Exercise brief. Among the entries below, find how many lines carry the word "nөздерінің" and state only that figure.

Source data.
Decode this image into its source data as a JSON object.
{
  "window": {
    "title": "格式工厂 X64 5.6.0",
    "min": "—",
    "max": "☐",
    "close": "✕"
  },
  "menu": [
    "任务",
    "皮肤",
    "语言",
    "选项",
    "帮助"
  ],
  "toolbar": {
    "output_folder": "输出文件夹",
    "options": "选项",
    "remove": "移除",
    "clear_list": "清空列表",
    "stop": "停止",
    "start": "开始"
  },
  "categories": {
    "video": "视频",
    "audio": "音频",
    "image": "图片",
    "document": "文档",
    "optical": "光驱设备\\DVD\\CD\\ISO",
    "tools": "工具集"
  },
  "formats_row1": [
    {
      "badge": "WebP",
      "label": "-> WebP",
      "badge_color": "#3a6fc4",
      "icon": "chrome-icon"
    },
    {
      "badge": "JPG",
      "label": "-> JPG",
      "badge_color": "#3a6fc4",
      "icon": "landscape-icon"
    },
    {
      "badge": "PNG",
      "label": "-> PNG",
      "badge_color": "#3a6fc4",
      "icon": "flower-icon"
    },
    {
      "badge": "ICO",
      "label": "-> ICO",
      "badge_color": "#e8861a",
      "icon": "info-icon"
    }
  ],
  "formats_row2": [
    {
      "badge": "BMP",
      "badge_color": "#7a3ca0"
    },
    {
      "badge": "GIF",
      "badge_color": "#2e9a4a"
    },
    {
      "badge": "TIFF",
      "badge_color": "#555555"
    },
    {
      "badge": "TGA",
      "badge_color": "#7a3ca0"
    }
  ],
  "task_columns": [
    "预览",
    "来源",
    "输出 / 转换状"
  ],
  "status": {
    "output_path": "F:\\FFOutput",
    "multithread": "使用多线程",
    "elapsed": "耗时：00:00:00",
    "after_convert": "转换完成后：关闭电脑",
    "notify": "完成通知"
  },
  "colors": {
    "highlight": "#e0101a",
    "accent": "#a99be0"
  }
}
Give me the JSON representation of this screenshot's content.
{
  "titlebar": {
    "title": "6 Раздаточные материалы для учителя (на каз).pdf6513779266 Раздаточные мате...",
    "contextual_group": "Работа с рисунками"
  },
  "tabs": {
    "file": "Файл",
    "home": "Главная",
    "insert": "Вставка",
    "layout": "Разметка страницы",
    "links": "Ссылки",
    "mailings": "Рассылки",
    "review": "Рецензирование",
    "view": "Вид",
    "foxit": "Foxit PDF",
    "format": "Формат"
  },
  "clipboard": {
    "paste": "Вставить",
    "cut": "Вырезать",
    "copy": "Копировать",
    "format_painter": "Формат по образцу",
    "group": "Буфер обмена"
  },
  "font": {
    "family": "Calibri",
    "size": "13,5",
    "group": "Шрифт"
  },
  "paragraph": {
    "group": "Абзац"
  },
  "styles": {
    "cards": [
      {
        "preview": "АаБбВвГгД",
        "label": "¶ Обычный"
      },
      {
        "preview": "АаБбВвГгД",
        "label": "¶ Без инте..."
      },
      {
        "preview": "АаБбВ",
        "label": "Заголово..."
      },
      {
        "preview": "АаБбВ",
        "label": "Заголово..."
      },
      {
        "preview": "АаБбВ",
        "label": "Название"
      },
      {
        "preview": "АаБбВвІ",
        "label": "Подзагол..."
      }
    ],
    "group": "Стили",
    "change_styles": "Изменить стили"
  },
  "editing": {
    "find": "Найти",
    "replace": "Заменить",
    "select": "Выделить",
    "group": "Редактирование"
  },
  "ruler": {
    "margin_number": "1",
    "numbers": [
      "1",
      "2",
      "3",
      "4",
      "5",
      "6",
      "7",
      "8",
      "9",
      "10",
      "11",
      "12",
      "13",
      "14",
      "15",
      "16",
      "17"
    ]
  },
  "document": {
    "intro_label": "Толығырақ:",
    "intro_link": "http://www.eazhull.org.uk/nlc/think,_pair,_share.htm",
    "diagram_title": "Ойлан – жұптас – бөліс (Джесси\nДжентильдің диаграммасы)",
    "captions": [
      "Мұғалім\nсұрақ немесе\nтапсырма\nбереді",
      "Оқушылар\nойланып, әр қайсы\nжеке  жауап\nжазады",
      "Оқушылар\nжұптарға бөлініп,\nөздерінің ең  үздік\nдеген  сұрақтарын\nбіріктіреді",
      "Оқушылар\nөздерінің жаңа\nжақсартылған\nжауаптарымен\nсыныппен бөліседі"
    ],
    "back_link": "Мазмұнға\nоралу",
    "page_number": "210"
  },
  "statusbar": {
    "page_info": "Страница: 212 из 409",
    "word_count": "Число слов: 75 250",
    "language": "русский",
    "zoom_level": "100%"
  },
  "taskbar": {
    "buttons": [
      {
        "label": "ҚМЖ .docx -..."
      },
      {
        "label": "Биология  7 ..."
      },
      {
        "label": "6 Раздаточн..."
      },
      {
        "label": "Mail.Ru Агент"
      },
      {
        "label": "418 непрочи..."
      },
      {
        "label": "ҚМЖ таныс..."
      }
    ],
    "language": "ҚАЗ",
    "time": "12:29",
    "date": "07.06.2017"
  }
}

Answer to this problem. 2